Reproduce each record below exactly as written.

— Start of RECORDS —

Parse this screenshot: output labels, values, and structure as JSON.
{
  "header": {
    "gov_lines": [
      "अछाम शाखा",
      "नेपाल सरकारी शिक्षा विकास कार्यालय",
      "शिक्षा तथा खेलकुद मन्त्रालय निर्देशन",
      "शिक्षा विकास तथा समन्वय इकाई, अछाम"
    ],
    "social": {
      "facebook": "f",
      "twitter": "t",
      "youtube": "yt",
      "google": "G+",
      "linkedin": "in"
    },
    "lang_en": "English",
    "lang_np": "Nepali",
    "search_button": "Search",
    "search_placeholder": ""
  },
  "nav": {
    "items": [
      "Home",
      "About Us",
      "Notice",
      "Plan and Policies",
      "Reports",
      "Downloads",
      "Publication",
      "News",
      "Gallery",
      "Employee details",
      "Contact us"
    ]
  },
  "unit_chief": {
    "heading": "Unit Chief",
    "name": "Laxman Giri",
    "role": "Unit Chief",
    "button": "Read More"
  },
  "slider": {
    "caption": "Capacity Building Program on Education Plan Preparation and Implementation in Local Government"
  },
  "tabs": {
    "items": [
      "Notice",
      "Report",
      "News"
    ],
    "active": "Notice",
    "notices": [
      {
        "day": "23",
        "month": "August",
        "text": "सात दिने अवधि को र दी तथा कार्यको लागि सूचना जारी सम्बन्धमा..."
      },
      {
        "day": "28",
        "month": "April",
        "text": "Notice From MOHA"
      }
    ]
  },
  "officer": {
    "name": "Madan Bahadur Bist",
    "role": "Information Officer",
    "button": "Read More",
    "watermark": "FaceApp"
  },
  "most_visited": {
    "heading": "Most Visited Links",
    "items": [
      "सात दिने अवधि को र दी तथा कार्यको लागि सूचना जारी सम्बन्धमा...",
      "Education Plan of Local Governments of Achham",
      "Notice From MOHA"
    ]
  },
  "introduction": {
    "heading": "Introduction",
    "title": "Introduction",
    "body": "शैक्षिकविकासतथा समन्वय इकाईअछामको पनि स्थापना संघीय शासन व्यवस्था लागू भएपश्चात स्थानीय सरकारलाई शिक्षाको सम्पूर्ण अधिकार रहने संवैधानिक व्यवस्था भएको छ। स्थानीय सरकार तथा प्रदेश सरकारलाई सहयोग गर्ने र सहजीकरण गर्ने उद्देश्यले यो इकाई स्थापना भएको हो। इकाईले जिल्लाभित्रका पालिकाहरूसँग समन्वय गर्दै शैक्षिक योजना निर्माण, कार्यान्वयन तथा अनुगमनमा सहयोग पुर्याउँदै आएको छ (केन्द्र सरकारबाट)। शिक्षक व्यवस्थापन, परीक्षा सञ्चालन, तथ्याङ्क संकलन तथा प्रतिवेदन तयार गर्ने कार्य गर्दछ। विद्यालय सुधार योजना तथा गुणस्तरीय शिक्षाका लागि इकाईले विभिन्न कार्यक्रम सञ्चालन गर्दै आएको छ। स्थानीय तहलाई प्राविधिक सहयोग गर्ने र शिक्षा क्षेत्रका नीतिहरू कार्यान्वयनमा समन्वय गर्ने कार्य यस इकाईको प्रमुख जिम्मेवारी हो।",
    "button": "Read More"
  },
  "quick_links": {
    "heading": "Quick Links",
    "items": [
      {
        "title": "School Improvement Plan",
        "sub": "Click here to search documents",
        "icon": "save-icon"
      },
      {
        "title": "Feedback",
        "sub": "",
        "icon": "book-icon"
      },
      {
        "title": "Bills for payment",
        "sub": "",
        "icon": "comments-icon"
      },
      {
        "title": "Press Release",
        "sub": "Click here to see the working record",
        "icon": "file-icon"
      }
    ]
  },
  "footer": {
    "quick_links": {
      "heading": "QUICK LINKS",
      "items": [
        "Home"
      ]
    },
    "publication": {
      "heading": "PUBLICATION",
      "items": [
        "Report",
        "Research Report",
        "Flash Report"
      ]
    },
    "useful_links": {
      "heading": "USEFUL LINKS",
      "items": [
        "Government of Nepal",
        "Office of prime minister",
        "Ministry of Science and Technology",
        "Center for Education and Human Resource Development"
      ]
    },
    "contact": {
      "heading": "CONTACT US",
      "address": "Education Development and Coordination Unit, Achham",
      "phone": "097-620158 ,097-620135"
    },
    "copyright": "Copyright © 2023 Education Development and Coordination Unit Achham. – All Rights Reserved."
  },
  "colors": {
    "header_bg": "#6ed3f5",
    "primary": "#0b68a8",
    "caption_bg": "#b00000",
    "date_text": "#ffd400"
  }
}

— End of RECORDS —

FULL RESPONSE:
Parse this screenshot: output labels, values, and structure as JSON.
{
  "header": {
    "gov_lines": [
      "अछाम शाखा",
      "नेपाल सरकारी शिक्षा विकास कार्यालय",
      "शिक्षा तथा खेलकुद मन्त्रालय निर्देशन",
      "शिक्षा विकास तथा समन्वय इकाई, अछाम"
    ],
    "social": {
      "facebook": "f",
      "twitter": "t",
      "youtube": "yt",
      "google": "G+",
      "linkedin": "in"
    },
    "lang_en": "English",
    "lang_np": "Nepali",
    "search_button": "Search",
    "search_placeholder": ""
  },
  "nav": {
    "items": [
      "Home",
      "About Us",
      "Notice",
      "Plan and Policies",
      "Reports",
      "Downloads",
      "Publication",
      "News",
      "Gallery",
      "Employee details",
      "Contact us"
    ]
  },
  "unit_chief": {
    "heading": "Unit Chief",
    "name": "Laxman Giri",
    "role": "Unit Chief",
    "button": "Read More"
  },
  "slider": {
    "caption": "Capacity Building Program on Education Plan Preparation and Implementation in Local Government"
  },
  "tabs": {
    "items": [
      "Notice",
      "Report",
      "News"
    ],
    "active": "Notice",
    "notices": [
      {
        "day": "23",
        "month": "August",
        "text": "सात दिने अवधि को र दी तथा कार्यको लागि सूचना जारी सम्बन्धमा..."
      },
      {
        "day": "28",
        "month": "April",
        "text": "Notice From MOHA"
      }
    ]
  },
  "officer": {
    "name": "Madan Bahadur Bist",
    "role": "Information Officer",
    "button": "Read More",
    "watermark": "FaceApp"
  },
  "most_visited": {
    "heading": "Most Visited Links",
    "items": [
      "सात दिने अवधि को र दी तथा कार्यको लागि सूचना जारी सम्बन्धमा...",
      "Education Plan of Local Governments of Achham",
      "Notice From MOHA"
    ]
  },
  "introduction": {
    "heading": "Introduction",
    "title": "Introduction",
    "body": "शैक्षिकविकासतथा समन्वय इकाईअछामको पनि स्थापना संघीय शासन व्यवस्था लागू भएपश्चात स्थानीय सरकारलाई शिक्षाको सम्पूर्ण अधिकार रहने संवैधानिक व्यवस्था भएको छ। स्थानीय सरकार तथा प्रदेश सरकारलाई सहयोग गर्ने र सहजीकरण गर्ने उद्देश्यले यो इकाई स्थापना भएको हो। इकाईले जिल्लाभित्रका पालिकाहरूसँग समन्वय गर्दै शैक्षिक योजना निर्माण, कार्यान्वयन तथा अनुगमनमा सहयोग पुर्याउँदै आएको छ (केन्द्र सरकारबाट)। शिक्षक व्यवस्थापन, परीक्षा सञ्चालन, तथ्याङ्क संकलन तथा प्रतिवेदन तयार गर्ने कार्य गर्दछ। विद्यालय सुधार योजना तथा गुणस्तरीय शिक्षाका लागि इकाईले विभिन्न कार्यक्रम सञ्चालन गर्दै आएको छ। स्थानीय तहलाई प्राविधिक सहयोग गर्ने र शिक्षा क्षेत्रका नीतिहरू कार्यान्वयनमा समन्वय गर्ने कार्य यस इकाईको प्रमुख जिम्मेवारी हो।",
    "button": "Read More"
  },
  "quick_links": {
    "heading": "Quick Links",
    "items": [
      {
        "title": "School Improvement Plan",
        "sub": "Click here to search documents",
        "icon": "save-icon"
      },
      {
        "title": "Feedback",
        "sub": "",
        "icon": "book-icon"
      },
      {
        "title": "Bills for payment",
        "sub": "",
        "icon": "comments-icon"
      },
      {
        "title": "Press Release",
        "sub": "Click here to see the working record",
        "icon": "file-icon"
      }
    ]
  },
  "footer": {
    "quick_links": {
      "heading": "QUICK LINKS",
      "items": [
        "Home"
      ]
    },
    "publication": {
      "heading": "PUBLICATION",
      "items": [
        "Report",
        "Research Report",
        "Flash Report"
      ]
    },
    "useful_links": {
      "heading": "USEFUL LINKS",
      "items": [
        "Government of Nepal",
        "Office of prime minister",
        "Ministry of Science and Technology",
        "Center for Education and Human Resource Development"
      ]
    },
    "contact": {
      "heading": "CONTACT US",
      "address": "Education Development and Coordination Unit, Achham",
      "phone": "097-620158 ,097-620135"
    },
    "copyright": "Copyright © 2023 Education Development and Coordination Unit Achham. – All Rights Reserved."
  },
  "colors": {
    "header_bg": "#6ed3f5",
    "primary": "#0b68a8",
    "caption_bg": "#b00000",
    "date_text": "#ffd400"
  }
}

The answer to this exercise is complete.